**Problem details:**
Reproduce each line exactly. Skip none.

**Records to use:**

[Start]

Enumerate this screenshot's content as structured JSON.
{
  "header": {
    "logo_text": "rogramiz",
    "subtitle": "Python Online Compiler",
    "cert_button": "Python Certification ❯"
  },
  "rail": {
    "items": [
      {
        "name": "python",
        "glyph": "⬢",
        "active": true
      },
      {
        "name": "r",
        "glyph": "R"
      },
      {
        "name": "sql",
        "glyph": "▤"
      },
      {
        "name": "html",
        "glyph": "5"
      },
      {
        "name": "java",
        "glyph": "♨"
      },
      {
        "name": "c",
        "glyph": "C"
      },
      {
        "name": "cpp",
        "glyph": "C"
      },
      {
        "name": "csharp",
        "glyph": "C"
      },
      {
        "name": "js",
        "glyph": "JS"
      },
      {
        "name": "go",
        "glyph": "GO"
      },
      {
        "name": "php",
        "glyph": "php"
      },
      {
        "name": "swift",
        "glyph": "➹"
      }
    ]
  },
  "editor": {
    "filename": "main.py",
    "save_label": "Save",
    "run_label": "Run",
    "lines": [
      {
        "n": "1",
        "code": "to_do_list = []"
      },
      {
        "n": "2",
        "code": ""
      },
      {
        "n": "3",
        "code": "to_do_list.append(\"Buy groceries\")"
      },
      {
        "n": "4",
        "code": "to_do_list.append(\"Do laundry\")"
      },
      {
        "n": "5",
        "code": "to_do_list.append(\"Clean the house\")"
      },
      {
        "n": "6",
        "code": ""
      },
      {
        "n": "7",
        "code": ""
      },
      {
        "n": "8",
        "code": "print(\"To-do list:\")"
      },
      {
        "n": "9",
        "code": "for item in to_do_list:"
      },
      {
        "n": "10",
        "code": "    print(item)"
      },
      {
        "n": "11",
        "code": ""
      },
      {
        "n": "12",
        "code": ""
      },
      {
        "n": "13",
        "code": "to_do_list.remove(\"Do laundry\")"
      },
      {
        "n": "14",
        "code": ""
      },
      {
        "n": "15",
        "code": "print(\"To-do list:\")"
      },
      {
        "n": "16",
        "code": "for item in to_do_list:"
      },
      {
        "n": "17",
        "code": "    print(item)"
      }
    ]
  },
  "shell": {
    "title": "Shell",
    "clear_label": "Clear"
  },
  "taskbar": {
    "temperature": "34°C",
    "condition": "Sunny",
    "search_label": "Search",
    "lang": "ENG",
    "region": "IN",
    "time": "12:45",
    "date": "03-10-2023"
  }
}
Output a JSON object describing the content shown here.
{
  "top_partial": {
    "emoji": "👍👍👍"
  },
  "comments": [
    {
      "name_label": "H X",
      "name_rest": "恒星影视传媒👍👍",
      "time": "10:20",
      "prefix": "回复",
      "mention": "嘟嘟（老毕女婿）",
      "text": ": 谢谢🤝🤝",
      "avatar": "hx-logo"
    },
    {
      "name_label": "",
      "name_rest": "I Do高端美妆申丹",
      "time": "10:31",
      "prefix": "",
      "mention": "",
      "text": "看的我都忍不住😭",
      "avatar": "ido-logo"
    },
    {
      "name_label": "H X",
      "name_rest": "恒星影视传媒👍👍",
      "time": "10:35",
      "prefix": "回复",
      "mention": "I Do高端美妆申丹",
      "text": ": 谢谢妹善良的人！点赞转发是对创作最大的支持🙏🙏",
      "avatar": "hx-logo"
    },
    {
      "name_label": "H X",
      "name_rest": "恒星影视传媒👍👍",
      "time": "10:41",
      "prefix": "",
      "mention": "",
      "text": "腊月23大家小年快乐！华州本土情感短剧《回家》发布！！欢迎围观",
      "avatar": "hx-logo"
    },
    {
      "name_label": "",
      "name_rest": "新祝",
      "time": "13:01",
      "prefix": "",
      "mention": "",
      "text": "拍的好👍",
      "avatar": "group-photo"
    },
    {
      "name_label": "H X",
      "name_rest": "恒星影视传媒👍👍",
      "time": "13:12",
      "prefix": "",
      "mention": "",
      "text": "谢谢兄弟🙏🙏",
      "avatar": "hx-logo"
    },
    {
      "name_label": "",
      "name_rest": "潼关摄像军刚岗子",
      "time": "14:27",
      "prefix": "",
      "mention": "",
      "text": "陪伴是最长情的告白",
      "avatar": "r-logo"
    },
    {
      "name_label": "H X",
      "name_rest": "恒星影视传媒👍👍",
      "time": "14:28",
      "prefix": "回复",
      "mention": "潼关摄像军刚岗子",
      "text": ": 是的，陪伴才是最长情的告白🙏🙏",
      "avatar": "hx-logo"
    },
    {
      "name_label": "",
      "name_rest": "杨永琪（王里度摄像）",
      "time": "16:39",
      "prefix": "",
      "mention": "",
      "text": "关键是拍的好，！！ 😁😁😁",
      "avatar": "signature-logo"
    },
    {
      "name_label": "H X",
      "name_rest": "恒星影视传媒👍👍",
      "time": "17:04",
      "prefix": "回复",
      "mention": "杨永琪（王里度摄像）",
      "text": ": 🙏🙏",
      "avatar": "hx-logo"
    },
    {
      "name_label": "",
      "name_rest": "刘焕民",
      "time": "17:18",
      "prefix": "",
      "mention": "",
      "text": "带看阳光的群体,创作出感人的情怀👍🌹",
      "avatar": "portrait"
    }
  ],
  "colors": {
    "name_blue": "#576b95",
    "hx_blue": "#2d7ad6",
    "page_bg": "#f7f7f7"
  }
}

[End]

**Solved problem:**
Enumerate this screenshot's content as structured JSON.
{
  "header": {
    "logo_text": "rogramiz",
    "subtitle": "Python Online Compiler",
    "cert_button": "Python Certification ❯"
  },
  "rail": {
    "items": [
      {
        "name": "python",
        "glyph": "⬢",
        "active": true
      },
      {
        "name": "r",
        "glyph": "R"
      },
      {
        "name": "sql",
        "glyph": "▤"
      },
      {
        "name": "html",
        "glyph": "5"
      },
      {
        "name": "java",
        "glyph": "♨"
      },
      {
        "name": "c",
        "glyph": "C"
      },
      {
        "name": "cpp",
        "glyph": "C"
      },
      {
        "name": "csharp",
        "glyph": "C"
      },
      {
        "name": "js",
        "glyph": "JS"
      },
      {
        "name": "go",
        "glyph": "GO"
      },
      {
        "name": "php",
        "glyph": "php"
      },
      {
        "name": "swift",
        "glyph": "➹"
      }
    ]
  },
  "editor": {
    "filename": "main.py",
    "save_label": "Save",
    "run_label": "Run",
    "lines": [
      {
        "n": "1",
        "code": "to_do_list = []"
      },
      {
        "n": "2",
        "code": ""
      },
      {
        "n": "3",
        "code": "to_do_list.append(\"Buy groceries\")"
      },
      {
        "n": "4",
        "code": "to_do_list.append(\"Do laundry\")"
      },
      {
        "n": "5",
        "code": "to_do_list.append(\"Clean the house\")"
      },
      {
        "n": "6",
        "code": ""
      },
      {
        "n": "7",
        "code": ""
      },
      {
        "n": "8",
        "code": "print(\"To-do list:\")"
      },
      {
        "n": "9",
        "code": "for item in to_do_list:"
      },
      {
        "n": "10",
        "code": "    print(item)"
      },
      {
        "n": "11",
        "code": ""
      },
      {
        "n": "12",
        "code": ""
      },
      {
        "n": "13",
        "code": "to_do_list.remove(\"Do laundry\")"
      },
      {
        "n": "14",
        "code": ""
      },
      {
        "n": "15",
        "code": "print(\"To-do list:\")"
      },
      {
        "n": "16",
        "code": "for item in to_do_list:"
      },
      {
        "n": "17",
        "code": "    print(item)"
      }
    ]
  },
  "shell": {
    "title": "Shell",
    "clear_label": "Clear"
  },
  "taskbar": {
    "temperature": "34°C",
    "condition": "Sunny",
    "search_label": "Search",
    "lang": "ENG",
    "region": "IN",
    "time": "12:45",
    "date": "03-10-2023"
  }
}
Output a JSON object describing the content shown here.
{
  "top_partial": {
    "emoji": "👍👍👍"
  },
  "comments": [
    {
      "name_label": "H X",
      "name_rest": "恒星影视传媒👍👍",
      "time": "10:20",
      "prefix": "回复",
      "mention": "嘟嘟（老毕女婿）",
      "text": ": 谢谢🤝🤝",
      "avatar": "hx-logo"
    },
    {
      "name_label": "",
      "name_rest": "I Do高端美妆申丹",
      "time": "10:31",
      "prefix": "",
      "mention": "",
      "text": "看的我都忍不住😭",
      "avatar": "ido-logo"
    },
    {
      "name_label": "H X",
      "name_rest": "恒星影视传媒👍👍",
      "time": "10:35",
      "prefix": "回复",
      "mention": "I Do高端美妆申丹",
      "text": ": 谢谢妹善良的人！点赞转发是对创作最大的支持🙏🙏",
      "avatar": "hx-logo"
    },
    {
      "name_label": "H X",
      "name_rest": "恒星影视传媒👍👍",
      "time": "10:41",
      "prefix": "",
      "mention": "",
      "text": "腊月23大家小年快乐！华州本土情感短剧《回家》发布！！欢迎围观",
      "avatar": "hx-logo"
    },
    {
      "name_label": "",
      "name_rest": "新祝",
      "time": "13:01",
      "prefix": "",
      "mention": "",
      "text": "拍的好👍",
      "avatar": "group-photo"
    },
    {
      "name_label": "H X",
      "name_rest": "恒星影视传媒👍👍",
      "time": "13:12",
      "prefix": "",
      "mention": "",
      "text": "谢谢兄弟🙏🙏",
      "avatar": "hx-logo"
    },
    {
      "name_label": "",
      "name_rest": "潼关摄像军刚岗子",
      "time": "14:27",
      "prefix": "",
      "mention": "",
      "text": "陪伴是最长情的告白",
      "avatar": "r-logo"
    },
    {
      "name_label": "H X",
      "name_rest": "恒星影视传媒👍👍",
      "time": "14:28",
      "prefix": "回复",
      "mention": "潼关摄像军刚岗子",
      "text": ": 是的，陪伴才是最长情的告白🙏🙏",
      "avatar": "hx-logo"
    },
    {
      "name_label": "",
      "name_rest": "杨永琪（王里度摄像）",
      "time": "16:39",
      "prefix": "",
      "mention": "",
      "text": "关键是拍的好，！！ 😁😁😁",
      "avatar": "signature-logo"
    },
    {
      "name_label": "H X",
      "name_rest": "恒星影视传媒👍👍",
      "time": "17:04",
      "prefix": "回复",
      "mention": "杨永琪（王里度摄像）",
      "text": ": 🙏🙏",
      "avatar": "hx-logo"
    },
    {
      "name_label": "",
      "name_rest": "刘焕民",
      "time": "17:18",
      "prefix": "",
      "mention": "",
      "text": "带看阳光的群体,创作出感人的情怀👍🌹",
      "avatar": "portrait"
    }
  ],
  "colors": {
    "name_blue": "#576b95",
    "hx_blue": "#2d7ad6",
    "page_bg": "#f7f7f7"
  }
}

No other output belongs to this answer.